··· Trecho ···
São José dos Campos, SP, 29 (AE) - O Instituto Nacional de Pesquisas Espaciais (Inpe) descartou hoje a possibilidade de enviar seus técnicos ao pólo norte, na base suíça da Agência Espacial Européia. Essa hipótese foi temporariamente afastada após os engenheiros do projeto do Satélite de Aplicações Científicas (Saci-1) terem detectado uma falha em uma chave eletrônica inteligente na parte interna do aparelho. Esse problema só poderia ser resolvido com o aparelho em solo ou por uma reinicialização total dos sistemas operacionais do satélite por queda de energia nas baterias.
O problema identificado é no fusível do sistema de interface entre a potência e o computador de bordo, o que impede Saci recebe e responda aos telecomandos enviados da Terra. Os técnicos continuam a enviar telecomandos para o satélite em cada passagem sobre o território brasileiro, sendo duas pela manhã e duas durante a noite. A trajetória da órbita do satélite continua normal e os painéis solares convertendo energia solar para o funcionamento de suas funções. A expectativa dos técnicos é conseguir um desligamento proposital do satélite dentro de 90 a cem dias, quando o grau de inclinação em relação ao Sol será alterado e os painéis terão menor insolação, o que deve facilitar a perda de energia pelas baterias internas.
A reinicialização do aparelho no espaço pode trazer a configuração correta de seus sistemas, exatamente como acontece com um computador pessoal. Amanhã (30), tem início os testes ambientais no Saci-2 no Laboratório de Integração de Testes (LIT), começando com as avaliações de termovácuo. No início da próxima semana, o Inpe realiza os testes de vibração no equipamento. O satélite deverá seguir para a Base de Lançamentos de Alcântara, no Maranhão, no próximo dia 07. O Veículo Lançador de Satélites (VLS), produzido pelo Centro Técnico Aeroespacial (CTA), colocará o satélite em órbita na segunda quinzena de novembro.
··· Dados para análise ···
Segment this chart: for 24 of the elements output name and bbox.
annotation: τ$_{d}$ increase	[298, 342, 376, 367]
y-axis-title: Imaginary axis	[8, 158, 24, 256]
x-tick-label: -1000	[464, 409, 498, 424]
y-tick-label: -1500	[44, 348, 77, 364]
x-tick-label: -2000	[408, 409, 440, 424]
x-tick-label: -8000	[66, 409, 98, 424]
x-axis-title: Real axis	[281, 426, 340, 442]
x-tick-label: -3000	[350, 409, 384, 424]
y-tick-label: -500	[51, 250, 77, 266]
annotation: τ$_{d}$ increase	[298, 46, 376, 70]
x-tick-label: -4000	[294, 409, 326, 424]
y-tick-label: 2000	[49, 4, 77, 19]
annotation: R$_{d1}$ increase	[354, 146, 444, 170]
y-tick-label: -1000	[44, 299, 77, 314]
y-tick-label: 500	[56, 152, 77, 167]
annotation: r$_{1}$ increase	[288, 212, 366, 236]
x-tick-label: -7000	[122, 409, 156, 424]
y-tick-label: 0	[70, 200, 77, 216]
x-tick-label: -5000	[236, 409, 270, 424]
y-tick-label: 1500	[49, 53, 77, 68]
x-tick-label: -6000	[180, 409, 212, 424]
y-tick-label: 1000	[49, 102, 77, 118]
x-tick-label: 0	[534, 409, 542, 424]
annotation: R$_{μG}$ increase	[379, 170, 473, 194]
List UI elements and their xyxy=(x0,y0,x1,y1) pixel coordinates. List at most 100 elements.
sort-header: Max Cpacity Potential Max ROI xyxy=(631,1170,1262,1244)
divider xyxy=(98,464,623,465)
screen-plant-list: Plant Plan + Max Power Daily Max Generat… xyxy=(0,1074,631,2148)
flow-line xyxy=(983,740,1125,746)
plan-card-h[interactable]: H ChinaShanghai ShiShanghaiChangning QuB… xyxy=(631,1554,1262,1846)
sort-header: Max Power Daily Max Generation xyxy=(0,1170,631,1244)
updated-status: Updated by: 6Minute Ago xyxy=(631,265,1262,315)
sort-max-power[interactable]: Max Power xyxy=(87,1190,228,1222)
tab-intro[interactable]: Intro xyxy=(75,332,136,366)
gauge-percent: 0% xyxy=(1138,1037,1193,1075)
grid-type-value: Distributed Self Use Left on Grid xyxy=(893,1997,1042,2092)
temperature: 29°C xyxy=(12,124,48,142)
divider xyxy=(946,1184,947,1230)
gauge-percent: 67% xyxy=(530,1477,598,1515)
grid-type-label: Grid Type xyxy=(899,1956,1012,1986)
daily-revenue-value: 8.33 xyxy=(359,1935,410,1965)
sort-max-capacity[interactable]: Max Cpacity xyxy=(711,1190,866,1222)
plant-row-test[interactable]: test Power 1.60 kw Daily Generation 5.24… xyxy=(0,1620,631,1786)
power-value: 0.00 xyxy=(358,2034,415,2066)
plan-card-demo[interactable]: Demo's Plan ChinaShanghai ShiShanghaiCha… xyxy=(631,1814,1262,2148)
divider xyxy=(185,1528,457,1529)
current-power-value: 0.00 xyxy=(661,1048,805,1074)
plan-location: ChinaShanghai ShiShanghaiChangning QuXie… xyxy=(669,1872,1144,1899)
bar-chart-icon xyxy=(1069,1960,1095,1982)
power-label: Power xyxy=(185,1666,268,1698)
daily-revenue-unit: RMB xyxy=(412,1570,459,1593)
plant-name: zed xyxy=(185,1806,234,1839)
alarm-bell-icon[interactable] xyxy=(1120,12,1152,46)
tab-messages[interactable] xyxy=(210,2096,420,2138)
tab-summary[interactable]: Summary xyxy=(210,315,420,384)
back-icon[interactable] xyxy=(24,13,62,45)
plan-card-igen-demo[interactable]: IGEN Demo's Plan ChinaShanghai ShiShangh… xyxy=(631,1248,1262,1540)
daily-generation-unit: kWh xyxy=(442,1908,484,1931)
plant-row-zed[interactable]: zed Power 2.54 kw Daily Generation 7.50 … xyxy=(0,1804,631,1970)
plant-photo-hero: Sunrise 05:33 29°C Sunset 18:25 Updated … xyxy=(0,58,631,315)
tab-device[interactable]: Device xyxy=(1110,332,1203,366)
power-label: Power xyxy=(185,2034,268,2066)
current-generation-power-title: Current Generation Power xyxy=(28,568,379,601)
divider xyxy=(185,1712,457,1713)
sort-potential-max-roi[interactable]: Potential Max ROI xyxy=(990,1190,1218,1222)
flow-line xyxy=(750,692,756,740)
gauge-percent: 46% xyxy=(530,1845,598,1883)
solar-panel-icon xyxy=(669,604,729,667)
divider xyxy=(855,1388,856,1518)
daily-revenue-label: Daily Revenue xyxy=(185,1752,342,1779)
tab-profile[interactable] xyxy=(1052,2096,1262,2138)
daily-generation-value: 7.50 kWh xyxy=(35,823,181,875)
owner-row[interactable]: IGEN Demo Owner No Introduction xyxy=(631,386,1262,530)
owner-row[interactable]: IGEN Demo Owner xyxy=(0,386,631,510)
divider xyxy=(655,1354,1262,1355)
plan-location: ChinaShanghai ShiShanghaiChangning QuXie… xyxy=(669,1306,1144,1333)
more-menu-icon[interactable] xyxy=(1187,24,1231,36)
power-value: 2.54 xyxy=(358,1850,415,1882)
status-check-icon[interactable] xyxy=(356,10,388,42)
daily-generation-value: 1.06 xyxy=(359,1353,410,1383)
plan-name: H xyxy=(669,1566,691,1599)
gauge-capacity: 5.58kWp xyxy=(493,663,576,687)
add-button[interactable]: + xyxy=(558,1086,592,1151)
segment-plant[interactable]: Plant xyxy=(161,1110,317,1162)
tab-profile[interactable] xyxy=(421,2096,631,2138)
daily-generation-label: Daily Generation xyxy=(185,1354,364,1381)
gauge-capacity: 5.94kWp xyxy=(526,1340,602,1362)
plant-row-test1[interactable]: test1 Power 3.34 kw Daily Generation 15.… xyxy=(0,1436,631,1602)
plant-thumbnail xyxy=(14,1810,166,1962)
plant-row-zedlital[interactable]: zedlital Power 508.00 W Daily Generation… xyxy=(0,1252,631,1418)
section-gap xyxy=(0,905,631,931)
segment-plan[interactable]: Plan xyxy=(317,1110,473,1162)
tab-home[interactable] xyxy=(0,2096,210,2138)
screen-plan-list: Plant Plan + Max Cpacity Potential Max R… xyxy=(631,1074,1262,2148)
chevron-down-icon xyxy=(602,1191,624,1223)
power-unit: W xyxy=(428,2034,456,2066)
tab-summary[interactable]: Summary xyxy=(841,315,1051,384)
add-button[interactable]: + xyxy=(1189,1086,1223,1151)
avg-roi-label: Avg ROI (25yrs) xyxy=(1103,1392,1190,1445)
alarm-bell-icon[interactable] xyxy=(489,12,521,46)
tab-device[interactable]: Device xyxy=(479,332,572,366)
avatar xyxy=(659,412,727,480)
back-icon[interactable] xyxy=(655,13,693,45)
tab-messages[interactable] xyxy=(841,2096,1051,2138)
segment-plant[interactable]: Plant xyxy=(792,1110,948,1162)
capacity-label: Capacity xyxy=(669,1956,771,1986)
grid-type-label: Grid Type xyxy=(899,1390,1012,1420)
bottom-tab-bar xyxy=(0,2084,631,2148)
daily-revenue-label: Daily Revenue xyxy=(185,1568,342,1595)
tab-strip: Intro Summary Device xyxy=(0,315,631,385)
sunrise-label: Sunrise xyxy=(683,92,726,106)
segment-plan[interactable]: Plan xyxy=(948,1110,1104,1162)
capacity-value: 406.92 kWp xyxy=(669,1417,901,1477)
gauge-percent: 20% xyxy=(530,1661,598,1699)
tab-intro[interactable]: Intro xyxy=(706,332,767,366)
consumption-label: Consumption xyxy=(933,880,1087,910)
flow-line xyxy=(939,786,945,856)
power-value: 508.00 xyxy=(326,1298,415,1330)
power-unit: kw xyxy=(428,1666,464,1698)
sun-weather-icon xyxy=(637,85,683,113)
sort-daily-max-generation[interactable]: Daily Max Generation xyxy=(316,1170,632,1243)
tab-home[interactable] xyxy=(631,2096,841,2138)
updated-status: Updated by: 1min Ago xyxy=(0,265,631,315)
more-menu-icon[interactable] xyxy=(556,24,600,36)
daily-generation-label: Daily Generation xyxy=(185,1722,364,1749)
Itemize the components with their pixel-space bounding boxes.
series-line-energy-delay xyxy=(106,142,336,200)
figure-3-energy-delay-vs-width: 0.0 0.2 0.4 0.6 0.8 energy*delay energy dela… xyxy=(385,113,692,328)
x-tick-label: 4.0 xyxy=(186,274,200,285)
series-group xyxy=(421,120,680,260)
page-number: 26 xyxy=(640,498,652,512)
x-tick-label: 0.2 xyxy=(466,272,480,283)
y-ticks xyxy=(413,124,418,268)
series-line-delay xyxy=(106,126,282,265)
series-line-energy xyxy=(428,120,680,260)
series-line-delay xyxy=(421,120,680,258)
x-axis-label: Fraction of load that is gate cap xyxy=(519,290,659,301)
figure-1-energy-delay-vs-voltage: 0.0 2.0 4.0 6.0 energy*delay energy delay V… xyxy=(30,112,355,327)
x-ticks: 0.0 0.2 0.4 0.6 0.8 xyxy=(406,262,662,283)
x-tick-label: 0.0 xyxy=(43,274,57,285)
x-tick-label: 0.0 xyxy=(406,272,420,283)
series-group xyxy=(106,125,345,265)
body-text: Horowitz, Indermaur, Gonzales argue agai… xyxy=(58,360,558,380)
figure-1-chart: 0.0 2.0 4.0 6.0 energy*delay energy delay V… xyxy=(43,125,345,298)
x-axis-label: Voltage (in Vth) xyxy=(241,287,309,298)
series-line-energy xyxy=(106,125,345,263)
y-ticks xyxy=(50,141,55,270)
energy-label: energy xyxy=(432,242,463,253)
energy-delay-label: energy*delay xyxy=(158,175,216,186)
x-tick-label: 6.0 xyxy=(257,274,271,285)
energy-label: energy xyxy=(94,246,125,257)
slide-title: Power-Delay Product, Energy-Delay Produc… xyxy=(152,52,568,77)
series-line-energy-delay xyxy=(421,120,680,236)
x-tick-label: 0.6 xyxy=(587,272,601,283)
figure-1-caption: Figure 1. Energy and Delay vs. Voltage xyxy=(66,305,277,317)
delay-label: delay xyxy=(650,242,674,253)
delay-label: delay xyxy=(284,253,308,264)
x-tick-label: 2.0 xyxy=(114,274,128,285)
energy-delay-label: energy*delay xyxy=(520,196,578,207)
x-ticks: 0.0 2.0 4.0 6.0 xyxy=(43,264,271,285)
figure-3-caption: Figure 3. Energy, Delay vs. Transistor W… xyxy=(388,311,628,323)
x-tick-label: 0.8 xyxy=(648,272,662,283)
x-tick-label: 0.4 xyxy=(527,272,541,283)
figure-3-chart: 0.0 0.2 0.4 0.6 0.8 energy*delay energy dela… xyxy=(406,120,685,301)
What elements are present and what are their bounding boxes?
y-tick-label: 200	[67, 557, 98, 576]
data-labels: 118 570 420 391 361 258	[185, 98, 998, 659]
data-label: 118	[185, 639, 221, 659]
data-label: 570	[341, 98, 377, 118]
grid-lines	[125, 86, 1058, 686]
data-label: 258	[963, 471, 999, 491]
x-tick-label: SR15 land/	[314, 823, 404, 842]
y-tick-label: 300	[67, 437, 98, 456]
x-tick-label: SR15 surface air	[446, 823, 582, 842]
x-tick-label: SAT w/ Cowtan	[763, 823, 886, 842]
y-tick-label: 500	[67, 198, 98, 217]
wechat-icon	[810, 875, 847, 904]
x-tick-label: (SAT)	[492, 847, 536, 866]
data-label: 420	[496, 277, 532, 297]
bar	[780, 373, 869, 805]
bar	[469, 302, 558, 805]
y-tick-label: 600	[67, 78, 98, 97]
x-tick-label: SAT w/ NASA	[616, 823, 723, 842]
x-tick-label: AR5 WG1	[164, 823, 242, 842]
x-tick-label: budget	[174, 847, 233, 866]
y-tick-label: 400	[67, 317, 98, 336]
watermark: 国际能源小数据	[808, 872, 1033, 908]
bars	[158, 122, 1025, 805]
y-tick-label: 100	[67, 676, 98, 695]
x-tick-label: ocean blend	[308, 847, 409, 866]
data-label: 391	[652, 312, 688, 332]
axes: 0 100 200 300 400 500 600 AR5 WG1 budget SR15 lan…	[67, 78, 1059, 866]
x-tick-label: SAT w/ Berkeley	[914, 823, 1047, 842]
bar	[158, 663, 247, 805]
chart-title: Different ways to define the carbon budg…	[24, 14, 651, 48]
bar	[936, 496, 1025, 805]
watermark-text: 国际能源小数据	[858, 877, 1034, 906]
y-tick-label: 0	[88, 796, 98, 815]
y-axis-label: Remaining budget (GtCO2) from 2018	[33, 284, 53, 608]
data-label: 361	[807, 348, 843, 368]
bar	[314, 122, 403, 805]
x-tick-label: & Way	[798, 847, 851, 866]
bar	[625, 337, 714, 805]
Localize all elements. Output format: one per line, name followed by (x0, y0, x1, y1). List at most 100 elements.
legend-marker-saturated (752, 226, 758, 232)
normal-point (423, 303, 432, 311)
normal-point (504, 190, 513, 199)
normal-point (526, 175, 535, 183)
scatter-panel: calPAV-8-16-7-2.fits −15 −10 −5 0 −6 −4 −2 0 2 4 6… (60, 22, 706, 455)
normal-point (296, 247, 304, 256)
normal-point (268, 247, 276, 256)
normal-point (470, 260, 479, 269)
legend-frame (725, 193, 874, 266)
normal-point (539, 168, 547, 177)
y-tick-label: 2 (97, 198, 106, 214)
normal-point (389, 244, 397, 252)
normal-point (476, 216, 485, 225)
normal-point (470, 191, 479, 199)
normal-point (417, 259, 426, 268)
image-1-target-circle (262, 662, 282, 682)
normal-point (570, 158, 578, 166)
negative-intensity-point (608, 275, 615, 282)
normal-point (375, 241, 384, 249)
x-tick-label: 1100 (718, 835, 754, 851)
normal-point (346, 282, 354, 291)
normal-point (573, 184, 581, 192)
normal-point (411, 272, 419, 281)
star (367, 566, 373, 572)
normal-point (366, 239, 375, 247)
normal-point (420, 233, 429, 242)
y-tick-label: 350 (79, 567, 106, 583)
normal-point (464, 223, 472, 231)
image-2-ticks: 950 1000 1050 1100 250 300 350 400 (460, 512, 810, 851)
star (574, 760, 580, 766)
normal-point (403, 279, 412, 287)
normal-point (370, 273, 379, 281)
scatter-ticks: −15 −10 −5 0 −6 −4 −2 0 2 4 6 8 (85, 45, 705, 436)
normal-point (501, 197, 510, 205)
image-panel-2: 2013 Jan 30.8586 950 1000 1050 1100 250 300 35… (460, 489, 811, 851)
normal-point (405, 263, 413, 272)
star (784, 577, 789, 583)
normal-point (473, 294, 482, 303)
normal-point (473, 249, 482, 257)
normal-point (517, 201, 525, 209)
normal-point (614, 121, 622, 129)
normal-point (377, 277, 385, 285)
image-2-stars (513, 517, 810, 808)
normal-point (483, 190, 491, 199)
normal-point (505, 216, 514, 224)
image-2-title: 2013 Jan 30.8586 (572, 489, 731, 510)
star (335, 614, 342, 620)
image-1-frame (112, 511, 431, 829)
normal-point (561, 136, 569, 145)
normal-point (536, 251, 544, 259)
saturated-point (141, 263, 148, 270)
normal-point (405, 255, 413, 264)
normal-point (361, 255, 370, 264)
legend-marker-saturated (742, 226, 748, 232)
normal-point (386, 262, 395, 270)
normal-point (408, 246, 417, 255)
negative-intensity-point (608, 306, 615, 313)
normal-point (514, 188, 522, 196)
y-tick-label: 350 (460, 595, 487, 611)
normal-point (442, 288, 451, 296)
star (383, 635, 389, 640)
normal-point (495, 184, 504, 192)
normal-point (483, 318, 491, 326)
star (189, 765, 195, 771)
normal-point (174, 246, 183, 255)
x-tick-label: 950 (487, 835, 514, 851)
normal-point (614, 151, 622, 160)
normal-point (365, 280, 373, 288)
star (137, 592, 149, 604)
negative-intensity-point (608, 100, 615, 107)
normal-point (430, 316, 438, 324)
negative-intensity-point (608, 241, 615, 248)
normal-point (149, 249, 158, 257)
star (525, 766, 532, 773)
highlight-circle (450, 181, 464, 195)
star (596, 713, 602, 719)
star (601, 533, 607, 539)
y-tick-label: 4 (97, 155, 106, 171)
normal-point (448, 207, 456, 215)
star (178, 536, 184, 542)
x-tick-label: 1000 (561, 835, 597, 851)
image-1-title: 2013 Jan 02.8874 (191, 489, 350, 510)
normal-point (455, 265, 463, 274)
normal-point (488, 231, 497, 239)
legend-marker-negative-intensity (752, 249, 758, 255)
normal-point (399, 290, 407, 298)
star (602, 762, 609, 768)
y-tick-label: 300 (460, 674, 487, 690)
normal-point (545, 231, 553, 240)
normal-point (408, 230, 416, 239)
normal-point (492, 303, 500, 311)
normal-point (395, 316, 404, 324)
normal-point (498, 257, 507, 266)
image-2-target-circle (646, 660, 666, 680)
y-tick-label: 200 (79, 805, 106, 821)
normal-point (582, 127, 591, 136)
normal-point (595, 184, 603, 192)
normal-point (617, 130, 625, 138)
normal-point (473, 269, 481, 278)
···
Exercícios propostos →
(1) De acordo com o trecho sobre o satélite Saci-1, em que laboratório começam os testes ambientais do Saci-2?
(2) Transcreva do trecho sobre o Saci-1 a parte que vai de "A reinicialização do" até "quinzena de novembro.".

Respostas dos exercícios →
(1) No Laboratório de Integração de Testes (LIT).

(2)
A reinicialização do aparelho no espaço pode trazer a configuração correta de seus sistemas, exatamente como acontece com um computador pessoal. Amanhã (30), tem início os testes ambientais no Saci-2 no Laboratório de Integração de Testes (LIT), começando com as avaliações de termovácuo. No início da próxima semana, o Inpe realiza os testes de vibração no equipamento. O satélite deverá seguir para a Base de Lançamentos de Alcântara, no Maranhão, no próximo dia 07. O Veículo Lançador de Satélites (VLS), produzido pelo Centro Técnico Aeroespacial (CTA), colocará o satélite em órbita na segunda quinzena de novembro.